What is expected » Identify every line containing the word "structured" and reproduce each one.

Dataset rows about figures:
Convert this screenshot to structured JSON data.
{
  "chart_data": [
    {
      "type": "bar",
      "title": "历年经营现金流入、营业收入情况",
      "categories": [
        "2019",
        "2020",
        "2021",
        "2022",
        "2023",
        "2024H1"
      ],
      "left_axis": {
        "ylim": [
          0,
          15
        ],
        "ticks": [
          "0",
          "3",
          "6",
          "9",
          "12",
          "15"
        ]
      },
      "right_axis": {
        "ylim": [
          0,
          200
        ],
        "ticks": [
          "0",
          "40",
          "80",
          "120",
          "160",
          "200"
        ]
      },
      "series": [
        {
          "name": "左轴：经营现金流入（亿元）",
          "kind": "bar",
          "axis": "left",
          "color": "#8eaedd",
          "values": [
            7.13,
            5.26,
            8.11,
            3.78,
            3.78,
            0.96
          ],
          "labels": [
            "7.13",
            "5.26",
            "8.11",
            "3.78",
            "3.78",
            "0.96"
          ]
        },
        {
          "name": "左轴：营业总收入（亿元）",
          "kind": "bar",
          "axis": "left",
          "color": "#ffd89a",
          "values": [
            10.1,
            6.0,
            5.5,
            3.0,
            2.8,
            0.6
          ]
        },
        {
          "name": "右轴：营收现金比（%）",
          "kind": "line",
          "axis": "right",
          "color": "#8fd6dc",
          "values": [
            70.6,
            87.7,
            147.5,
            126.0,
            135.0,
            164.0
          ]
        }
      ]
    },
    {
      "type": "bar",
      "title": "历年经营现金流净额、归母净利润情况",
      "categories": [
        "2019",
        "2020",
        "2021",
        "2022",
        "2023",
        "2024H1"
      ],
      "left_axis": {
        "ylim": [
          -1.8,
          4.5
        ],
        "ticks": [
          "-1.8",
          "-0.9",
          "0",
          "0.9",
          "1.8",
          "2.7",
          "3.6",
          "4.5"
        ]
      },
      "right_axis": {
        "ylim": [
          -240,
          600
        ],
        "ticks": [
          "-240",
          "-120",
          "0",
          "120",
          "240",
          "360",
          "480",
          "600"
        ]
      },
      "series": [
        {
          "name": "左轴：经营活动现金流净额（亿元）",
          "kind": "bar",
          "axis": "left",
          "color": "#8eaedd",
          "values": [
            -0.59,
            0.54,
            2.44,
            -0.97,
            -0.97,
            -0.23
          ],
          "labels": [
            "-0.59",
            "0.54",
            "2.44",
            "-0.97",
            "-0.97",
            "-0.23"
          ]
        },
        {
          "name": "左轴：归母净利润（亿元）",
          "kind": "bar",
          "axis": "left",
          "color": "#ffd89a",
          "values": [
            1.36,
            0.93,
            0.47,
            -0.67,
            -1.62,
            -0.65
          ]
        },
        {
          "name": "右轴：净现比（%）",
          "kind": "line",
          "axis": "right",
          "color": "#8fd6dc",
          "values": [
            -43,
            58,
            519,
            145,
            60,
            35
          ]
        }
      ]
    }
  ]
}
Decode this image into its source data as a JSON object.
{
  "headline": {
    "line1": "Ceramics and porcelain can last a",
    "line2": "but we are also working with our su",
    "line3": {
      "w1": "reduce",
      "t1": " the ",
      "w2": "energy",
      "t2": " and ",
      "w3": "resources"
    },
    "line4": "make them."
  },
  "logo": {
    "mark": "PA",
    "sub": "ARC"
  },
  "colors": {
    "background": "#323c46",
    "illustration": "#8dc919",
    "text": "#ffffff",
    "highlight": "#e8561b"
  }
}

...

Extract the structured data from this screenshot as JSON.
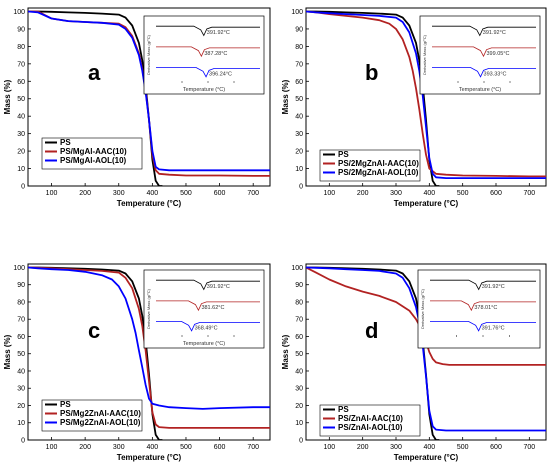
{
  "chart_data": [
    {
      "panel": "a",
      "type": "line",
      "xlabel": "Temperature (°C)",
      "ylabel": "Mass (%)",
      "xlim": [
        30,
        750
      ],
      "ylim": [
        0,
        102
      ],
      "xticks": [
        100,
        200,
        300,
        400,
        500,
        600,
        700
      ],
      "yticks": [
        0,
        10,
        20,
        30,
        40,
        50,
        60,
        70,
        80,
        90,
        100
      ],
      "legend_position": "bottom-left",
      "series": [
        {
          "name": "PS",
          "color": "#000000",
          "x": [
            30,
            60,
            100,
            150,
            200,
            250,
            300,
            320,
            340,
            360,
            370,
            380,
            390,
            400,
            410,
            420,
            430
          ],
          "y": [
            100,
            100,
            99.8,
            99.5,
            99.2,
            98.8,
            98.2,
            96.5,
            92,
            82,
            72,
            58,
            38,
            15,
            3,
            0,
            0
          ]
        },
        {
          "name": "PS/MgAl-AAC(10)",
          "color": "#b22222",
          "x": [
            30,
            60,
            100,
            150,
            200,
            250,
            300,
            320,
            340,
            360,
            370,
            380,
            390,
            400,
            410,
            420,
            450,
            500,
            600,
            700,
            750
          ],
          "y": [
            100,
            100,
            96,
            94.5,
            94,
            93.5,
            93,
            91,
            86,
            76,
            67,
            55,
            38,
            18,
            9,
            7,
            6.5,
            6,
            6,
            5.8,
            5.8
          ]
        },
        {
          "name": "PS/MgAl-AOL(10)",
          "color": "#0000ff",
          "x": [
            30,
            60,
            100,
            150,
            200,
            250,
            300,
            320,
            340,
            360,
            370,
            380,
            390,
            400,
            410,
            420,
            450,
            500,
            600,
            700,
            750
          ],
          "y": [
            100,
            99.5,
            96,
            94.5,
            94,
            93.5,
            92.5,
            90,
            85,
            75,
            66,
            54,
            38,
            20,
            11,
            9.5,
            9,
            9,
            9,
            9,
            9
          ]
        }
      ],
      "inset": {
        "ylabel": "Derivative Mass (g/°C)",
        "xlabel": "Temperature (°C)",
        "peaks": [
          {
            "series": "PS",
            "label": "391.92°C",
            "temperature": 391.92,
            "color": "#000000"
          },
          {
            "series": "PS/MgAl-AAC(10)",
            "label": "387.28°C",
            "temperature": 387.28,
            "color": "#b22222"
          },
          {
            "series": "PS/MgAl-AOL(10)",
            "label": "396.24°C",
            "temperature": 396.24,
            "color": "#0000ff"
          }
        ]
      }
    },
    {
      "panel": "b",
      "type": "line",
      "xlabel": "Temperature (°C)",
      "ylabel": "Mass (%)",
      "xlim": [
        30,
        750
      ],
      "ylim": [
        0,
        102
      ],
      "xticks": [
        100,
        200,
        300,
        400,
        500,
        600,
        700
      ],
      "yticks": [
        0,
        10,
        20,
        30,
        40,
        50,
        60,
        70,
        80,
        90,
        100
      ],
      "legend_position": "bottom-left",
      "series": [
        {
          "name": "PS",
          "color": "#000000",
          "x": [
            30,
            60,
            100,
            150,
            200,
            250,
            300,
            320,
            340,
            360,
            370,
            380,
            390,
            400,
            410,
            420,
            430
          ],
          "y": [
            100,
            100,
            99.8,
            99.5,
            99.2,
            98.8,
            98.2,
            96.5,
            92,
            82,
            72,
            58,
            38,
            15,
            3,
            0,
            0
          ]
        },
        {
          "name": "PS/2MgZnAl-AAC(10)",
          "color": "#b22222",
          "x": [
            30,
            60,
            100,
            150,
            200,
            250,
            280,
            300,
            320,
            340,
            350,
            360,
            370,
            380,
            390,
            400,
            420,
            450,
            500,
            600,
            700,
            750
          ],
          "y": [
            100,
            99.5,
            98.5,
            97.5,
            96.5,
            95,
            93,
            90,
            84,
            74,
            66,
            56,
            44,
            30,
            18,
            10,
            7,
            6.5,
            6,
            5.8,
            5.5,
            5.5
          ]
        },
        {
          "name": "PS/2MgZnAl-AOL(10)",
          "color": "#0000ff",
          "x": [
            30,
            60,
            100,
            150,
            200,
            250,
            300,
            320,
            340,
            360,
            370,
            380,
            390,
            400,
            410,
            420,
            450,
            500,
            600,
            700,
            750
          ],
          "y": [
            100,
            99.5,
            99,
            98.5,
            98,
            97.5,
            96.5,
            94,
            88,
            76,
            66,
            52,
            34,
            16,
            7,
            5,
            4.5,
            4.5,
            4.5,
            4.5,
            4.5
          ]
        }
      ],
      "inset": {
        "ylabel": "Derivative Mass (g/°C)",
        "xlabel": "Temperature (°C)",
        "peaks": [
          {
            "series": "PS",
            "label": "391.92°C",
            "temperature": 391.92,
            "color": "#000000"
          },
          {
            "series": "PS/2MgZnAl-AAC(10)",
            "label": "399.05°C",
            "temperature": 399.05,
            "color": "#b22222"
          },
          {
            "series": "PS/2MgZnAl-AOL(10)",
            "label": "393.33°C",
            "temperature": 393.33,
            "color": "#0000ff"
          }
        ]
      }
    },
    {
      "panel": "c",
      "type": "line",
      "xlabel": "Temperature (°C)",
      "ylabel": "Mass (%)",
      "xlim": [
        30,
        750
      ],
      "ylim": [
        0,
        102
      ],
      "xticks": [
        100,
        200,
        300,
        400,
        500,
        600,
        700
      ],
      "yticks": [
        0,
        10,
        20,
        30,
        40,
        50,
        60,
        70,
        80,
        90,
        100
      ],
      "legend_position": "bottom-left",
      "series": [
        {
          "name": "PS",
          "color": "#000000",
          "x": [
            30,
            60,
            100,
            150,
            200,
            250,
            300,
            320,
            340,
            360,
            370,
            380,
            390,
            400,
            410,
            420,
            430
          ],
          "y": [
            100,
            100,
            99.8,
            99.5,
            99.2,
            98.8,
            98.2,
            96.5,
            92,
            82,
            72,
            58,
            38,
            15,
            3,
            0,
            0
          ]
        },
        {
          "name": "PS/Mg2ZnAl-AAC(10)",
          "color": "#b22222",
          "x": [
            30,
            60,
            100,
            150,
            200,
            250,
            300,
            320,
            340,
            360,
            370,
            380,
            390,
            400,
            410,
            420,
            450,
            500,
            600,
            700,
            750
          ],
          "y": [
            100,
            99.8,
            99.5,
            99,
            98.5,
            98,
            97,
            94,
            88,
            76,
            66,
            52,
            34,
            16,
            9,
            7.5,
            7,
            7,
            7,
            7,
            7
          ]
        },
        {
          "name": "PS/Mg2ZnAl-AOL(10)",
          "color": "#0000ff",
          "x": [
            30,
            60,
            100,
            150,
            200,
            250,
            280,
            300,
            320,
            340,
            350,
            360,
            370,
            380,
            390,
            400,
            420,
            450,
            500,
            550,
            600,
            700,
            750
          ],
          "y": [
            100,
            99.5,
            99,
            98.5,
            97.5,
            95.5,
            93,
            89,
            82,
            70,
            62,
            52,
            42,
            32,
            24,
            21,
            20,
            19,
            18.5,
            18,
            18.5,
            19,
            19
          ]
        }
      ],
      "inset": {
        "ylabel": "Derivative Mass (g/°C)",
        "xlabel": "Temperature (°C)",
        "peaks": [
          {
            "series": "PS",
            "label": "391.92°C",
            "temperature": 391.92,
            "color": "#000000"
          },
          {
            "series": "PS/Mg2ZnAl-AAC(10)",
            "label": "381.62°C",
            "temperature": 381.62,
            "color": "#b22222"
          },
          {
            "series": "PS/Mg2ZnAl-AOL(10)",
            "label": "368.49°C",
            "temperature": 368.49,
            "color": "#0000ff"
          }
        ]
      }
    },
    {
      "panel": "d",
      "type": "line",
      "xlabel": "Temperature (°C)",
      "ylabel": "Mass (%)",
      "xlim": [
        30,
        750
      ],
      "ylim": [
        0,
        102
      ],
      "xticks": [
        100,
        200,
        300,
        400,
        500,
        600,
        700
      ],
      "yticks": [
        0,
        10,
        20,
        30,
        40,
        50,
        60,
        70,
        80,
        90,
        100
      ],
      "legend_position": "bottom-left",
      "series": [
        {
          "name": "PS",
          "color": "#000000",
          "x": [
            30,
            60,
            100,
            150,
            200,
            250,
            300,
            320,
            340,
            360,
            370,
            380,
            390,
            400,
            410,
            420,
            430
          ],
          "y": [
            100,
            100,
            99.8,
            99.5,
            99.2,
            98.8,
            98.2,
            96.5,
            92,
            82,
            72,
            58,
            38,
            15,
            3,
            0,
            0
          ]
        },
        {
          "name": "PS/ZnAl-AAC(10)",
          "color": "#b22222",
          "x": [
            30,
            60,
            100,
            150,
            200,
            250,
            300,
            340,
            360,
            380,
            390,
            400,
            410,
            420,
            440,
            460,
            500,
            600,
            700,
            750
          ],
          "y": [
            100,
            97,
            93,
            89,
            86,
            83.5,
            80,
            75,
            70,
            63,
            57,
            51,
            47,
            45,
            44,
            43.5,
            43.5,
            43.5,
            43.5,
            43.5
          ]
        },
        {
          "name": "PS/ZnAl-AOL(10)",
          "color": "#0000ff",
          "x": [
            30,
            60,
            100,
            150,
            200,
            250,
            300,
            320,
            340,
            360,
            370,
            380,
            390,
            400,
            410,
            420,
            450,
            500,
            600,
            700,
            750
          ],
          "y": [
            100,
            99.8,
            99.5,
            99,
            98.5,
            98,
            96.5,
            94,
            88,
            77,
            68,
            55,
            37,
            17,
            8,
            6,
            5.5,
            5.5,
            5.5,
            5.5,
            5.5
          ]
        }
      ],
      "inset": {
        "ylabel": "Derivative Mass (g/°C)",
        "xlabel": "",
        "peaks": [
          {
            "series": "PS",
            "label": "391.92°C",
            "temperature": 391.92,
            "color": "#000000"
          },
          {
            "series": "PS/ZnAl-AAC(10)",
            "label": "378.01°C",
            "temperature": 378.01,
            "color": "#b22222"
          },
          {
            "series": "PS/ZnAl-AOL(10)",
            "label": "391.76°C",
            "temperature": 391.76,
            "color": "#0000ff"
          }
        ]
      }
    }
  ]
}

Written response »
Convert this screenshot to structured JSON data.
Extract the structured data from this screenshot as JSON.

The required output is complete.